Extract all of the entries and give them again, word for word.

+ + + +

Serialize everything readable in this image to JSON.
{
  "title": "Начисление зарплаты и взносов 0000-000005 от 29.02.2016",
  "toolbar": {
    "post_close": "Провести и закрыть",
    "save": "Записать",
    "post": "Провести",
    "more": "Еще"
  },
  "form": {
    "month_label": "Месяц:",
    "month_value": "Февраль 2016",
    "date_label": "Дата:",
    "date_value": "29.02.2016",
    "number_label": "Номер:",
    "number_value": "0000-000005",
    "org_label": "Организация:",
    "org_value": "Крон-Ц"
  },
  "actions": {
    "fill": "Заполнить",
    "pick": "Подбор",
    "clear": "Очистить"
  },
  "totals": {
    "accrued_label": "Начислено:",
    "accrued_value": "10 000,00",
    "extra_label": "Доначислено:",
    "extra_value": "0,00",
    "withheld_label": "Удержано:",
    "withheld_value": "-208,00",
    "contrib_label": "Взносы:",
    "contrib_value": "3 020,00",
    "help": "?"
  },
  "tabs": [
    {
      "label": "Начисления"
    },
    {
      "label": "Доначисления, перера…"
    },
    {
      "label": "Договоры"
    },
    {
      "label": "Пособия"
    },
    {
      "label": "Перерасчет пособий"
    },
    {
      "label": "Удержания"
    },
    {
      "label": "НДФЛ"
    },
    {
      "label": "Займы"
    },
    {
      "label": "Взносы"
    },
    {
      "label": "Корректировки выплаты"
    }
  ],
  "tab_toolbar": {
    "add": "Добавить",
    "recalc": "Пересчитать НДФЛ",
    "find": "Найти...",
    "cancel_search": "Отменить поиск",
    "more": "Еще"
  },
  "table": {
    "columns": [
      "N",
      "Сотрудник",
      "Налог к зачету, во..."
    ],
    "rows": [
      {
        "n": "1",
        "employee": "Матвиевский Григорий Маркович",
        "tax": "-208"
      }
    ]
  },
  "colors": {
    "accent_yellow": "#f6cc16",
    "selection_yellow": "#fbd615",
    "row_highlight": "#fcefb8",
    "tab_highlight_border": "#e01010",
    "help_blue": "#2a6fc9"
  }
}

+ + + +

__Finished answer__:
Serialize everything readable in this image to JSON.
{
  "title": "Начисление зарплаты и взносов 0000-000005 от 29.02.2016",
  "toolbar": {
    "post_close": "Провести и закрыть",
    "save": "Записать",
    "post": "Провести",
    "more": "Еще"
  },
  "form": {
    "month_label": "Месяц:",
    "month_value": "Февраль 2016",
    "date_label": "Дата:",
    "date_value": "29.02.2016",
    "number_label": "Номер:",
    "number_value": "0000-000005",
    "org_label": "Организация:",
    "org_value": "Крон-Ц"
  },
  "actions": {
    "fill": "Заполнить",
    "pick": "Подбор",
    "clear": "Очистить"
  },
  "totals": {
    "accrued_label": "Начислено:",
    "accrued_value": "10 000,00",
    "extra_label": "Доначислено:",
    "extra_value": "0,00",
    "withheld_label": "Удержано:",
    "withheld_value": "-208,00",
    "contrib_label": "Взносы:",
    "contrib_value": "3 020,00",
    "help": "?"
  },
  "tabs": [
    {
      "label": "Начисления"
    },
    {
      "label": "Доначисления, перера…"
    },
    {
      "label": "Договоры"
    },
    {
      "label": "Пособия"
    },
    {
      "label": "Перерасчет пособий"
    },
    {
      "label": "Удержания"
    },
    {
      "label": "НДФЛ"
    },
    {
      "label": "Займы"
    },
    {
      "label": "Взносы"
    },
    {
      "label": "Корректировки выплаты"
    }
  ],
  "tab_toolbar": {
    "add": "Добавить",
    "recalc": "Пересчитать НДФЛ",
    "find": "Найти...",
    "cancel_search": "Отменить поиск",
    "more": "Еще"
  },
  "table": {
    "columns": [
      "N",
      "Сотрудник",
      "Налог к зачету, во..."
    ],
    "rows": [
      {
        "n": "1",
        "employee": "Матвиевский Григорий Маркович",
        "tax": "-208"
      }
    ]
  },
  "colors": {
    "accent_yellow": "#f6cc16",
    "selection_yellow": "#fbd615",
    "row_highlight": "#fcefb8",
    "tab_highlight_border": "#e01010",
    "help_blue": "#2a6fc9"
  }
}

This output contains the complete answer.